▸ **Description of the task**
Reproduce all of the material exactly as shown.

▸ **Given information**
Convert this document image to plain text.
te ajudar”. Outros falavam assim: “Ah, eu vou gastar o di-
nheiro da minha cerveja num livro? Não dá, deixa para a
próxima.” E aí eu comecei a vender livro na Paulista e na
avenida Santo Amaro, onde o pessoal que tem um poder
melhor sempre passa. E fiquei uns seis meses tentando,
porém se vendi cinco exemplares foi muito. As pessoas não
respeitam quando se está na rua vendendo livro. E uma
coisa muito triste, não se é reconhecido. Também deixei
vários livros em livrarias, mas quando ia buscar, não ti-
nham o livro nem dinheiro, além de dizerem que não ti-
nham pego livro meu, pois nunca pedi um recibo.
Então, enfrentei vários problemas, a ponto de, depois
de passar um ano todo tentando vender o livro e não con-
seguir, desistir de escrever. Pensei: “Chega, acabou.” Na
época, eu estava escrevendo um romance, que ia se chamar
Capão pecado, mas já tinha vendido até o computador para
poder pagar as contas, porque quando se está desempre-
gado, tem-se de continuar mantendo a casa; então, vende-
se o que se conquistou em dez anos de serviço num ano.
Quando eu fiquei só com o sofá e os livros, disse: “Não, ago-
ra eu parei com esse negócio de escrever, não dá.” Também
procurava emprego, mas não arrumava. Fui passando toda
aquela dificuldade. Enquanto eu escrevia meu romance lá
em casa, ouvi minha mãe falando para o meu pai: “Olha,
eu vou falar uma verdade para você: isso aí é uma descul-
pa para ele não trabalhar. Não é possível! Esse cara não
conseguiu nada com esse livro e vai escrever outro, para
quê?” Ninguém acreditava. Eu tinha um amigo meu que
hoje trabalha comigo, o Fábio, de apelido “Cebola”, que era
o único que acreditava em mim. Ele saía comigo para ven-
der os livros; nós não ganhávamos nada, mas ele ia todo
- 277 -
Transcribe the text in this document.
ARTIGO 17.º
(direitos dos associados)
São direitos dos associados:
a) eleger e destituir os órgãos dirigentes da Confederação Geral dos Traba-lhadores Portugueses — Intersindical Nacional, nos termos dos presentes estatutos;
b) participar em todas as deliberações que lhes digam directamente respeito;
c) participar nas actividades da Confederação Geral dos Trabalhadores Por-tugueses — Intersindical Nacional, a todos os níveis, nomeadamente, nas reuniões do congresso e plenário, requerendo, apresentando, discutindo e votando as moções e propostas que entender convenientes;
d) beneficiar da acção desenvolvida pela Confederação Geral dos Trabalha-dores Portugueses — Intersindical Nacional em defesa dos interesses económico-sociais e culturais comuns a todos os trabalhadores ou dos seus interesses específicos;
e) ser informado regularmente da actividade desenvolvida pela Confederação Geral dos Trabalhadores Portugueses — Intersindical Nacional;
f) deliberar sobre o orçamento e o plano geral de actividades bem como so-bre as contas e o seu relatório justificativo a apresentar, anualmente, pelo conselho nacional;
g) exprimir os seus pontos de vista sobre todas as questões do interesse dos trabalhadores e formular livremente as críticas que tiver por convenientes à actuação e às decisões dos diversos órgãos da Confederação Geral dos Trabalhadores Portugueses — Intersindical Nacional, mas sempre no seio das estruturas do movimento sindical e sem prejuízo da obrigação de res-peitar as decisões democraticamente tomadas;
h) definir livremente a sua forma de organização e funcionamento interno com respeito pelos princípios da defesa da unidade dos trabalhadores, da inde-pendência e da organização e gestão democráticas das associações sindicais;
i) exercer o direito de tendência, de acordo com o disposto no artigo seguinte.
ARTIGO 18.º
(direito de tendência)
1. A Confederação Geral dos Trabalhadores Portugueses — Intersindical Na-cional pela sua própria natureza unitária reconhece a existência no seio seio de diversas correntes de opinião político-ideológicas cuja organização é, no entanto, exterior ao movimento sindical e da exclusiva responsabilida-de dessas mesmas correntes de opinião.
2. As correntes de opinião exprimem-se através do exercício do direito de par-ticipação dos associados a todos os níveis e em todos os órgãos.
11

▸ **Problem solution**
Convert this document image to plain text.
te ajudar”. Outros falavam assim: “Ah, eu vou gastar o di-
nheiro da minha cerveja num livro? Não dá, deixa para a
próxima.” E aí eu comecei a vender livro na Paulista e na
avenida Santo Amaro, onde o pessoal que tem um poder
melhor sempre passa. E fiquei uns seis meses tentando,
porém se vendi cinco exemplares foi muito. As pessoas não
respeitam quando se está na rua vendendo livro. E uma
coisa muito triste, não se é reconhecido. Também deixei
vários livros em livrarias, mas quando ia buscar, não ti-
nham o livro nem dinheiro, além de dizerem que não ti-
nham pego livro meu, pois nunca pedi um recibo.
Então, enfrentei vários problemas, a ponto de, depois
de passar um ano todo tentando vender o livro e não con-
seguir, desistir de escrever. Pensei: “Chega, acabou.” Na
época, eu estava escrevendo um romance, que ia se chamar
Capão pecado, mas já tinha vendido até o computador para
poder pagar as contas, porque quando se está desempre-
gado, tem-se de continuar mantendo a casa; então, vende-
se o que se conquistou em dez anos de serviço num ano.
Quando eu fiquei só com o sofá e os livros, disse: “Não, ago-
ra eu parei com esse negócio de escrever, não dá.” Também
procurava emprego, mas não arrumava. Fui passando toda
aquela dificuldade. Enquanto eu escrevia meu romance lá
em casa, ouvi minha mãe falando para o meu pai: “Olha,
eu vou falar uma verdade para você: isso aí é uma descul-
pa para ele não trabalhar. Não é possível! Esse cara não
conseguiu nada com esse livro e vai escrever outro, para
quê?” Ninguém acreditava. Eu tinha um amigo meu que
hoje trabalha comigo, o Fábio, de apelido “Cebola”, que era
o único que acreditava em mim. Ele saía comigo para ven-
der os livros; nós não ganhávamos nada, mas ele ia todo
- 277 -
Transcribe the text in this document.
ARTIGO 17.º
(direitos dos associados)
São direitos dos associados:
a) eleger e destituir os órgãos dirigentes da Confederação Geral dos Traba-lhadores Portugueses — Intersindical Nacional, nos termos dos presentes estatutos;
b) participar em todas as deliberações que lhes digam directamente respeito;
c) participar nas actividades da Confederação Geral dos Trabalhadores Por-tugueses — Intersindical Nacional, a todos os níveis, nomeadamente, nas reuniões do congresso e plenário, requerendo, apresentando, discutindo e votando as moções e propostas que entender convenientes;
d) beneficiar da acção desenvolvida pela Confederação Geral dos Trabalha-dores Portugueses — Intersindical Nacional em defesa dos interesses económico-sociais e culturais comuns a todos os trabalhadores ou dos seus interesses específicos;
e) ser informado regularmente da actividade desenvolvida pela Confederação Geral dos Trabalhadores Portugueses — Intersindical Nacional;
f) deliberar sobre o orçamento e o plano geral de actividades bem como so-bre as contas e o seu relatório justificativo a apresentar, anualmente, pelo conselho nacional;
g) exprimir os seus pontos de vista sobre todas as questões do interesse dos trabalhadores e formular livremente as críticas que tiver por convenientes à actuação e às decisões dos diversos órgãos da Confederação Geral dos Trabalhadores Portugueses — Intersindical Nacional, mas sempre no seio das estruturas do movimento sindical e sem prejuízo da obrigação de res-peitar as decisões democraticamente tomadas;
h) definir livremente a sua forma de organização e funcionamento interno com respeito pelos princípios da defesa da unidade dos trabalhadores, da inde-pendência e da organização e gestão democráticas das associações sindicais;
i) exercer o direito de tendência, de acordo com o disposto no artigo seguinte.
ARTIGO 18.º
(direito de tendência)
1. A Confederação Geral dos Trabalhadores Portugueses — Intersindical Na-cional pela sua própria natureza unitária reconhece a existência no seio seio de diversas correntes de opinião político-ideológicas cuja organização é, no entanto, exterior ao movimento sindical e da exclusiva responsabilida-de dessas mesmas correntes de opinião.
2. As correntes de opinião exprimem-se através do exercício do direito de par-ticipação dos associados a todos os níveis e em todos os órgãos.
11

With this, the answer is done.